[WORK INSTRUCTIONS]: Set down all of the data that follows word for word, without the images.

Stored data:

-- BEGIN --

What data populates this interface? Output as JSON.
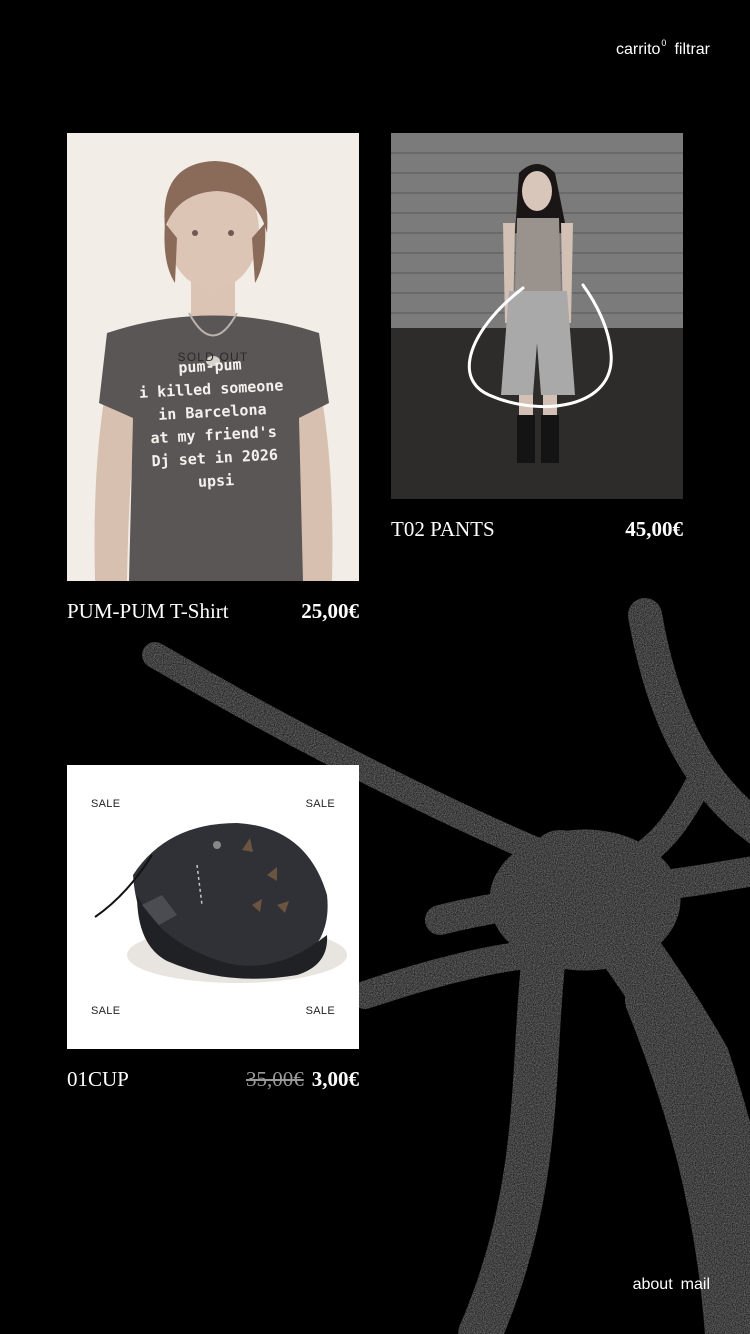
{
  "nav": {
    "cart_label": "carrito",
    "cart_count": "0",
    "filter_label": "filtrar"
  },
  "footer": {
    "about_label": "about",
    "mail_label": "mail"
  },
  "products": [
    {
      "name": "PUM-PUM T-Shirt",
      "price": "25,00€",
      "badge": "SOLD OUT",
      "shirt_print": [
        "pum-pum",
        "i killed someone",
        "in Barcelona",
        "at my friend's",
        "Dj set in 2026",
        "upsi"
      ]
    },
    {
      "name": "T02 PANTS",
      "price": "45,00€"
    },
    {
      "name": "01CUP",
      "old_price": "35,00€",
      "price": "3,00€",
      "badge": "SALE"
    }
  ]
}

-- END --

[ANSWER TO THIS EXERCISE]:
What data populates this interface? Output as JSON.
{
  "nav": {
    "cart_label": "carrito",
    "cart_count": "0",
    "filter_label": "filtrar"
  },
  "footer": {
    "about_label": "about",
    "mail_label": "mail"
  },
  "products": [
    {
      "name": "PUM-PUM T-Shirt",
      "price": "25,00€",
      "badge": "SOLD OUT",
      "shirt_print": [
        "pum-pum",
        "i killed someone",
        "in Barcelona",
        "at my friend's",
        "Dj set in 2026",
        "upsi"
      ]
    },
    {
      "name": "T02 PANTS",
      "price": "45,00€"
    },
    {
      "name": "01CUP",
      "old_price": "35,00€",
      "price": "3,00€",
      "badge": "SALE"
    }
  ]
}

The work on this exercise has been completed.